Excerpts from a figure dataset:
· · · ·

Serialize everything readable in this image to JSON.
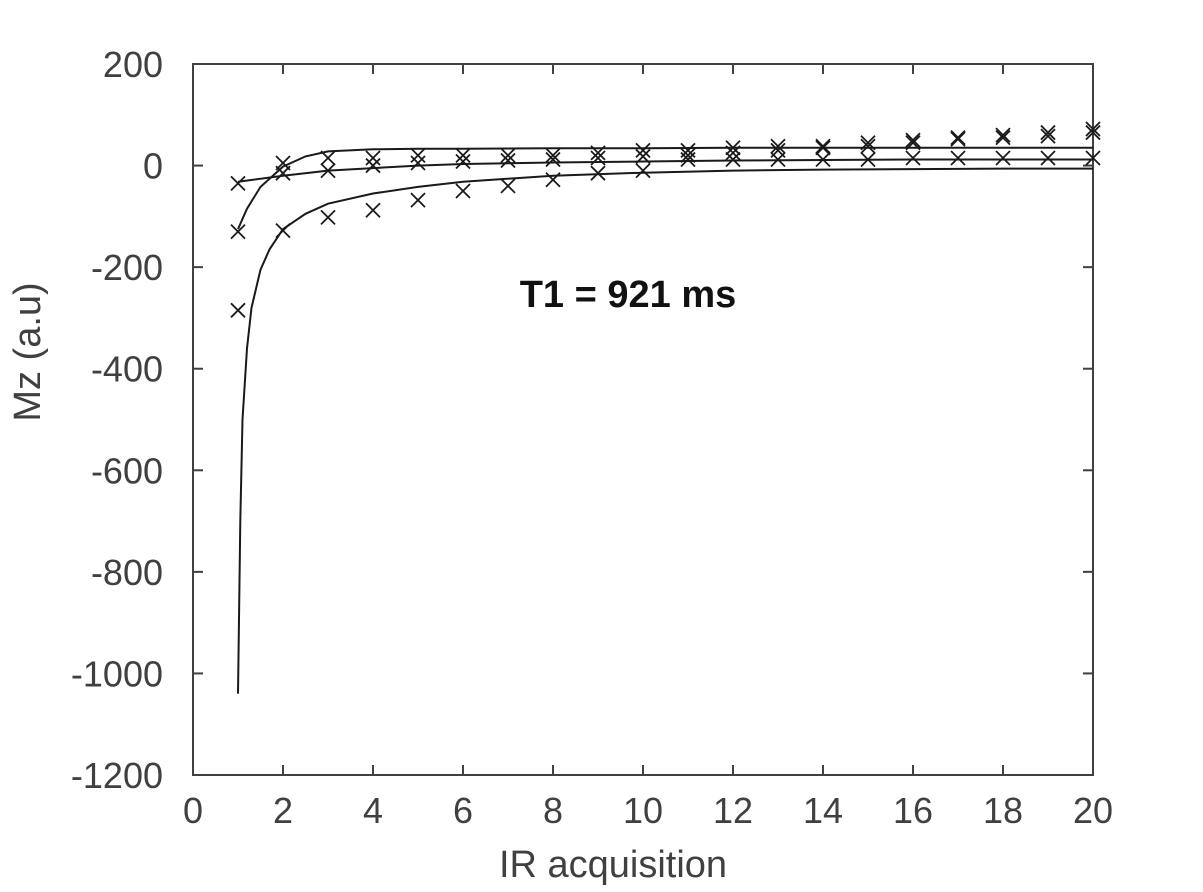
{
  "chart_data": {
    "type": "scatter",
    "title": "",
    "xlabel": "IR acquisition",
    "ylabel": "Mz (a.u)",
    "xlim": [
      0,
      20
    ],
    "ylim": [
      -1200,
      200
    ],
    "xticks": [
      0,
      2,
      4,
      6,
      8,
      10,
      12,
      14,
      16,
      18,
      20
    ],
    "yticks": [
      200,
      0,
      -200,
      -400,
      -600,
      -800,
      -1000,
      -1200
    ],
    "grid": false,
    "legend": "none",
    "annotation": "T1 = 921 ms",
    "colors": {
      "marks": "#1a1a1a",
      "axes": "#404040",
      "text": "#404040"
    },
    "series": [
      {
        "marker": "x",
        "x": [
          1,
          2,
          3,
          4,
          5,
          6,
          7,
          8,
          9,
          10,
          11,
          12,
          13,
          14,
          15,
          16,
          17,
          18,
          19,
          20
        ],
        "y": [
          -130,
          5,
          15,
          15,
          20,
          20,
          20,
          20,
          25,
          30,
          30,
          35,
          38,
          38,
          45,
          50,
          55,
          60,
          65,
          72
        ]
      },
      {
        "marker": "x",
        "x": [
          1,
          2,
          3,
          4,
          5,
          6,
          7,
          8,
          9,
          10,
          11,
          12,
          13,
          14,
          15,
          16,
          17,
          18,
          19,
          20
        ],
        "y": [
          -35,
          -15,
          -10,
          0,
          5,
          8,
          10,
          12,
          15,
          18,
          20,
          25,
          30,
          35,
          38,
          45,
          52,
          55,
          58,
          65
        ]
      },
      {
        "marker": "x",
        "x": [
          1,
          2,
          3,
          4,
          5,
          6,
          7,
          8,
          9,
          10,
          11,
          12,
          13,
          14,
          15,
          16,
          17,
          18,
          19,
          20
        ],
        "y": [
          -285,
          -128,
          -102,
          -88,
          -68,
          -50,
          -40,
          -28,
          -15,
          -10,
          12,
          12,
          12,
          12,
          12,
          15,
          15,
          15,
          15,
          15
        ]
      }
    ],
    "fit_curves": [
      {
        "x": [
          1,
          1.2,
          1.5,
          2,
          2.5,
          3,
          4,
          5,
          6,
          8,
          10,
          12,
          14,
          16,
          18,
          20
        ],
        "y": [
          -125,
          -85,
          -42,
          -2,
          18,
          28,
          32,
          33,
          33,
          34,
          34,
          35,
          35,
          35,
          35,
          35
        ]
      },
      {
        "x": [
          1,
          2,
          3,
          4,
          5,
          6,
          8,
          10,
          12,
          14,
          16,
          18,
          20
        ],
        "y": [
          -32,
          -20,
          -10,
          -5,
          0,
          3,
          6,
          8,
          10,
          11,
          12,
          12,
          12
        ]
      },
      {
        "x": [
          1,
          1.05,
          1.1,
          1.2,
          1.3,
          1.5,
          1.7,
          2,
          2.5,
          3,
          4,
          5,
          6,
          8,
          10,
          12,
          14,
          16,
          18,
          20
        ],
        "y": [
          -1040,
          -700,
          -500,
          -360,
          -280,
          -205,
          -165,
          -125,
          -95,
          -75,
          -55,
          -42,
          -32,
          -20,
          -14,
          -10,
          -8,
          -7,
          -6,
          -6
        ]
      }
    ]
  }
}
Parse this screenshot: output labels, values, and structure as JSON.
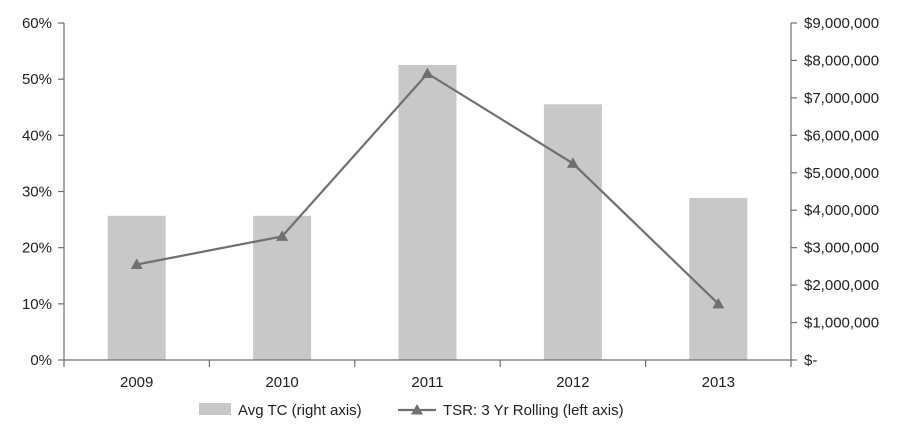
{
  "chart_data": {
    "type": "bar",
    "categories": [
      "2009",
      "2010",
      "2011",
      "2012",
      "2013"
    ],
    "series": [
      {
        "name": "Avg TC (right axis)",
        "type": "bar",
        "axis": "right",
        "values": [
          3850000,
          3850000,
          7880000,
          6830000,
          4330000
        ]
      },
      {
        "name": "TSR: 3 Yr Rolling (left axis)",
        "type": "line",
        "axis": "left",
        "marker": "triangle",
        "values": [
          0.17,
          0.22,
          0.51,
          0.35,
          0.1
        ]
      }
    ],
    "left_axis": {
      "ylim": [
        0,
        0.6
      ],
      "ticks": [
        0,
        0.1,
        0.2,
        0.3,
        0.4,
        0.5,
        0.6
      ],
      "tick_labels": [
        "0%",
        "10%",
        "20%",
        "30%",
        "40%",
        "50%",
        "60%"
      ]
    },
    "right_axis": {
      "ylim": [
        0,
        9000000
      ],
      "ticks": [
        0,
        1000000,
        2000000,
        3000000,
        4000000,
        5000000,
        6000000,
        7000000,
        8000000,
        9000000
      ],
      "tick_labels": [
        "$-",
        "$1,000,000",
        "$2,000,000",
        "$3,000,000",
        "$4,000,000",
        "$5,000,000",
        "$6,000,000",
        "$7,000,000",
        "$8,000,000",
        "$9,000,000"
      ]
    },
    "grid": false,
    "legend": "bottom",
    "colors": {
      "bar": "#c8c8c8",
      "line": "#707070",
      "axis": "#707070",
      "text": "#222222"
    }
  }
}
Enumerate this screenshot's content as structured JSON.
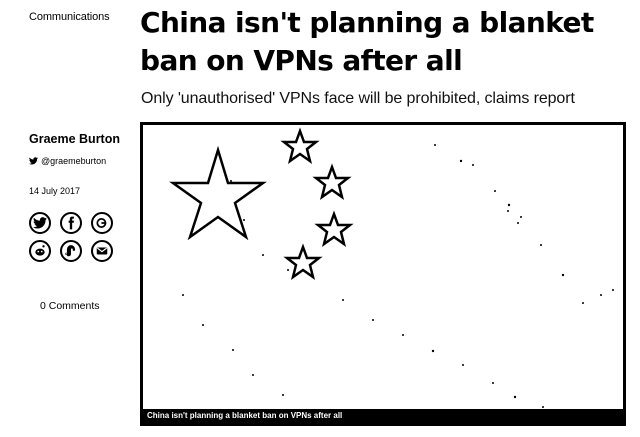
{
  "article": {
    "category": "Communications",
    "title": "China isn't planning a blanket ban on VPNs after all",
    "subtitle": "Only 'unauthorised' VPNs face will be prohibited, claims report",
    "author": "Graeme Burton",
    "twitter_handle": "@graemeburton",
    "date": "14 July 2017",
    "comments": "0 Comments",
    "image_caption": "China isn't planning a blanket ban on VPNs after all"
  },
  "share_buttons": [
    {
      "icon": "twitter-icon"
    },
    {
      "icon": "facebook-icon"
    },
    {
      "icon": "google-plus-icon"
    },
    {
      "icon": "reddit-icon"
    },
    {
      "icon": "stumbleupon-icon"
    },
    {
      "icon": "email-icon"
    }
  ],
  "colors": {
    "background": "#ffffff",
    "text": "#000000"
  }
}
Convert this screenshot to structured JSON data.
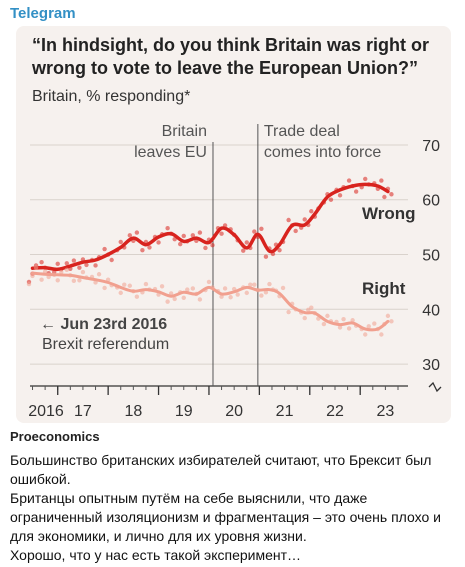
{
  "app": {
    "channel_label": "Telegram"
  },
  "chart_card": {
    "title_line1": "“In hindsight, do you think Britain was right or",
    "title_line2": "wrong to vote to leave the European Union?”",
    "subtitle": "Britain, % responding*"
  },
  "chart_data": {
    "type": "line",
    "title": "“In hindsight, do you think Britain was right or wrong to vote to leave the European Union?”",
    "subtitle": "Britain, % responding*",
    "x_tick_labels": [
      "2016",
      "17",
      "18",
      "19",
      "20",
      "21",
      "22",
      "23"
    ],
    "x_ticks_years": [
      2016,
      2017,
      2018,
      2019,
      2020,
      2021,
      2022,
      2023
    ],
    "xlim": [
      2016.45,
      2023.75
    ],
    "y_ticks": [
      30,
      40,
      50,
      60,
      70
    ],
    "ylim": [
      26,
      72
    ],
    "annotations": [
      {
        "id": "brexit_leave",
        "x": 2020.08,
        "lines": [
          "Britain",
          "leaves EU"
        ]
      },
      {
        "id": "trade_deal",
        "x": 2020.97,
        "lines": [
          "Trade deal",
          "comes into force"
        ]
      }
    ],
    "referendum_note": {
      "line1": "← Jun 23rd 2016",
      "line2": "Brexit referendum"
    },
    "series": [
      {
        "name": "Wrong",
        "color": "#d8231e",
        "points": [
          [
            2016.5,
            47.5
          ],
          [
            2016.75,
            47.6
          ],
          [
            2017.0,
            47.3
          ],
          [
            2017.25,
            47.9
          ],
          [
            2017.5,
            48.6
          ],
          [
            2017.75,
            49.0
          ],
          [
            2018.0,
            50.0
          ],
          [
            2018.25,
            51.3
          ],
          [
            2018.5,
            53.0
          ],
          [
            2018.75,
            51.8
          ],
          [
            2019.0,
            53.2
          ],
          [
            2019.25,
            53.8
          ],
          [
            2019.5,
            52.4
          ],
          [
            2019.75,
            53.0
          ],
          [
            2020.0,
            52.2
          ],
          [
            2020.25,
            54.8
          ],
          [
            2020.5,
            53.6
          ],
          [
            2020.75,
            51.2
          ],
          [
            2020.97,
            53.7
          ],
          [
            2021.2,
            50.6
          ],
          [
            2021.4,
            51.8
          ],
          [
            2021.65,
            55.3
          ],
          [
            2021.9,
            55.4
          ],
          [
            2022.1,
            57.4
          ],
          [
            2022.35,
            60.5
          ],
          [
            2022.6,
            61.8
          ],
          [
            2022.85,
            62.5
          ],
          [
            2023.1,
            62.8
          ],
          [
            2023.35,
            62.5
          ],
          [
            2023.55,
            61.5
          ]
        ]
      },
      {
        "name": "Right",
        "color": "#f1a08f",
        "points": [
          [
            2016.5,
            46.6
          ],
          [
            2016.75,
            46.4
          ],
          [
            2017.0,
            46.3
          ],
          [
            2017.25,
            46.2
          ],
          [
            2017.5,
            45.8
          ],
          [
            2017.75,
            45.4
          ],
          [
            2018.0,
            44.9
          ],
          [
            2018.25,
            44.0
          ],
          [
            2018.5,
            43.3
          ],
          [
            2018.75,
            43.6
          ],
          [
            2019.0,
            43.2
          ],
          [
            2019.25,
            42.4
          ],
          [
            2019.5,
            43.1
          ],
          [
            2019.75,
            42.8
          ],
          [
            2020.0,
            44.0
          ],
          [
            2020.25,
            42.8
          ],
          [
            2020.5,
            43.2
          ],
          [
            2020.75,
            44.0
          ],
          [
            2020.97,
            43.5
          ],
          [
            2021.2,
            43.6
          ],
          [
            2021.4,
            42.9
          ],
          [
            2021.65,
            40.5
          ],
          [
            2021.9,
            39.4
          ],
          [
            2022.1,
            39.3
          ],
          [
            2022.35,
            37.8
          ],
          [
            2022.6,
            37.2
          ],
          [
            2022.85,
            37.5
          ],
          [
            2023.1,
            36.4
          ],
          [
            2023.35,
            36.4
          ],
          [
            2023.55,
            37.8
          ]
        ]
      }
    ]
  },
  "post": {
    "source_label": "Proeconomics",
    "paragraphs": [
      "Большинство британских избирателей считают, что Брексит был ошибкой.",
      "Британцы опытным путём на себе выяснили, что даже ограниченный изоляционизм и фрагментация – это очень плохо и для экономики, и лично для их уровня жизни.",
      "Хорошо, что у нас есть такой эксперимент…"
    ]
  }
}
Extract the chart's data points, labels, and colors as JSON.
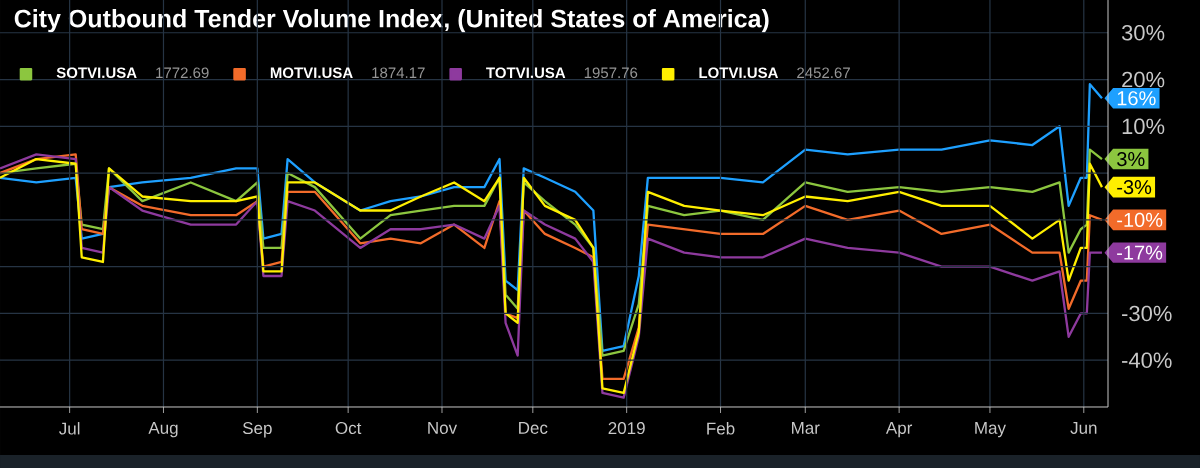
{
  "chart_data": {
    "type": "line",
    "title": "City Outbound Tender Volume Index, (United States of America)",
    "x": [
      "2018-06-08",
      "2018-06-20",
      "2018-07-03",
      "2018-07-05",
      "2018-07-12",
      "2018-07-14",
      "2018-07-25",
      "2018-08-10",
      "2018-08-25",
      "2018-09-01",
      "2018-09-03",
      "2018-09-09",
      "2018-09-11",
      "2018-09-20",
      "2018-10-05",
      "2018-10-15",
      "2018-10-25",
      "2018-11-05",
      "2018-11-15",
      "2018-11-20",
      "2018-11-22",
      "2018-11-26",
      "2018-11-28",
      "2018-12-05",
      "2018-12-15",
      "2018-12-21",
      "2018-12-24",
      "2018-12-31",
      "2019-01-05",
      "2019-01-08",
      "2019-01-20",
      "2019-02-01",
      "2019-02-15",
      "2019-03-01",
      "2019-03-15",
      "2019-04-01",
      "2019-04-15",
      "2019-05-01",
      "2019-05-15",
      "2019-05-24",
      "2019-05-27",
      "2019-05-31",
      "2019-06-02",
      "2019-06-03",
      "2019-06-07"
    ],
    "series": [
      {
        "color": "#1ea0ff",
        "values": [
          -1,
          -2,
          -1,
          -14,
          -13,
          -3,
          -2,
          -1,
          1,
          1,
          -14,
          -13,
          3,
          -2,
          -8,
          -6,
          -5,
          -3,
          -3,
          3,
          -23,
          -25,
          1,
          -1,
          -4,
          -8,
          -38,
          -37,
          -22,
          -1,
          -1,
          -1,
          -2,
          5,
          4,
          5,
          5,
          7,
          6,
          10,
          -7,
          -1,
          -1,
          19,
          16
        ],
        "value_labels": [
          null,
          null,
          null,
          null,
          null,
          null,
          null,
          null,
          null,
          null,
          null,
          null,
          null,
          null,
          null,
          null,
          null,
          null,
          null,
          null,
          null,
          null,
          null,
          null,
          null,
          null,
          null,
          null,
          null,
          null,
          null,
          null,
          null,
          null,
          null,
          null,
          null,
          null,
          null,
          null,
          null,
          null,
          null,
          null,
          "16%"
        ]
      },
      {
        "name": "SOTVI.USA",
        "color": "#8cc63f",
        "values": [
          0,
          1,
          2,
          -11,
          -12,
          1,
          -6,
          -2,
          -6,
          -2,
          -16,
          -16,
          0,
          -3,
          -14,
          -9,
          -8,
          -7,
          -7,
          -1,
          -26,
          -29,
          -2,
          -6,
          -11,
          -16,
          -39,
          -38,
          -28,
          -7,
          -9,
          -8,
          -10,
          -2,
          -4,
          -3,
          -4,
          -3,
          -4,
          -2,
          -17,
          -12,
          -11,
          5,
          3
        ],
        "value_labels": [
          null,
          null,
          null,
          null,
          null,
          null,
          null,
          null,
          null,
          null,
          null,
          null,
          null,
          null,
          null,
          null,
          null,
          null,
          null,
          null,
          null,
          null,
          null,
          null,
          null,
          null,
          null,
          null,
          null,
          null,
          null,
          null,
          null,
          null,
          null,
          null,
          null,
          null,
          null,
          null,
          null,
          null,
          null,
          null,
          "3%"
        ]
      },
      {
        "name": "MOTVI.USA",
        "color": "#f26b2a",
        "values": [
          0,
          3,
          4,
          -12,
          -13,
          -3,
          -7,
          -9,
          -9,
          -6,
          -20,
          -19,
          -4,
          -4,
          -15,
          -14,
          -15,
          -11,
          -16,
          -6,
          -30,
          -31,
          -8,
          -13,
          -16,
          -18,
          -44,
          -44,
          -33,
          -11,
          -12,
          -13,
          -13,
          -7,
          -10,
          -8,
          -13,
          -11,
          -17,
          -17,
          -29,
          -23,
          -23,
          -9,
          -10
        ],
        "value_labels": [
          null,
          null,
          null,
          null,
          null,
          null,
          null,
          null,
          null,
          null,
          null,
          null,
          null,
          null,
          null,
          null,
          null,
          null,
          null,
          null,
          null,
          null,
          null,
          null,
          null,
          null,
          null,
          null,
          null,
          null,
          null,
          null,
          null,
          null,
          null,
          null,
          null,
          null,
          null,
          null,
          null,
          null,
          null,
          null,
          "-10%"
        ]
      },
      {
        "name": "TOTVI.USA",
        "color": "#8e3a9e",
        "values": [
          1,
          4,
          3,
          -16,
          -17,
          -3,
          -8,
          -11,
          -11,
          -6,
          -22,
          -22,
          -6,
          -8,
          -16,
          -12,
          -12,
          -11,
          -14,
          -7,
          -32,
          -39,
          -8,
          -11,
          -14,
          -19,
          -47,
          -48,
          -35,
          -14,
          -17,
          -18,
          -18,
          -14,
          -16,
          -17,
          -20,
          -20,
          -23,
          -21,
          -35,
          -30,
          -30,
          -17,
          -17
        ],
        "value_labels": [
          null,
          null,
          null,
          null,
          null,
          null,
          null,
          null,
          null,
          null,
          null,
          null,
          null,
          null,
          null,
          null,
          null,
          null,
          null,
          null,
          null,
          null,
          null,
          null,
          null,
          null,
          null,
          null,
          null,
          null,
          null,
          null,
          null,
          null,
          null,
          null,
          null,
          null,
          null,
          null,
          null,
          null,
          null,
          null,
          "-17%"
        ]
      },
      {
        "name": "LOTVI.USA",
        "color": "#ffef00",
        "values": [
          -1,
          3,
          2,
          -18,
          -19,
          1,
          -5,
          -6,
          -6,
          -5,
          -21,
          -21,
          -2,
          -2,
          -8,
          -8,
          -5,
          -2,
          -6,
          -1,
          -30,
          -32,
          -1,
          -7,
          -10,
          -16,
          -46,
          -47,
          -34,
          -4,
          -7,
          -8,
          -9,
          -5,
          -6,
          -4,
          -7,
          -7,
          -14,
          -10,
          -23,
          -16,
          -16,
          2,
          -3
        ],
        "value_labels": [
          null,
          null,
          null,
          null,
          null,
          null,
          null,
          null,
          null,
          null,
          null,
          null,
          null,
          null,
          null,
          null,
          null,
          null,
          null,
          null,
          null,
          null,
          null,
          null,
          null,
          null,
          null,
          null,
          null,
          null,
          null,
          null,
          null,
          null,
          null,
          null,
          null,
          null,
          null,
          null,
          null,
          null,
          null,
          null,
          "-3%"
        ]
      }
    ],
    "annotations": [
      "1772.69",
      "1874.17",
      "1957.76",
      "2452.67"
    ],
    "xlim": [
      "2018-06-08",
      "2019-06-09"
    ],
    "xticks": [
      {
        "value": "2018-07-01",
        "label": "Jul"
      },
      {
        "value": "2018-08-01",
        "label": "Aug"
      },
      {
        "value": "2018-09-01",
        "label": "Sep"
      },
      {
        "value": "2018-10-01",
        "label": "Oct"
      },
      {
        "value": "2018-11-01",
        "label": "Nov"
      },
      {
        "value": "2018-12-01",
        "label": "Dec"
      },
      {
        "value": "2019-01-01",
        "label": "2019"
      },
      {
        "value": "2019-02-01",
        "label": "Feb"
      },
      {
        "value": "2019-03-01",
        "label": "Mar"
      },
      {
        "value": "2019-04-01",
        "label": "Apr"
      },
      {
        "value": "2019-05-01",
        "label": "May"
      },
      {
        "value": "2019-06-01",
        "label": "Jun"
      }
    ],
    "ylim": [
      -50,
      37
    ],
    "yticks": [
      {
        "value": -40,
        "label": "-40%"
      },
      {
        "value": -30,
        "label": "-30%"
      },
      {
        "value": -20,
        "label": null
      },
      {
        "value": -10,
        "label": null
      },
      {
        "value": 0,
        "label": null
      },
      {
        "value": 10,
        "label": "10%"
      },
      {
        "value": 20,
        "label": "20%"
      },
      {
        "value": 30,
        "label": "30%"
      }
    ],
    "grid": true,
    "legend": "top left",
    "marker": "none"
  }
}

· · · ·

• WHAT THE TASK ASKS: Gather up every line from the listing above in which the word "subtitle" occurs.

• CORRECT OUTPUT:
    "subtitle": "Only 'unauthorised' VPNs face will be prohibited, claims report",
    "subtitle": "Britain, % responding*"
    "subtitle": "Britain, % responding*",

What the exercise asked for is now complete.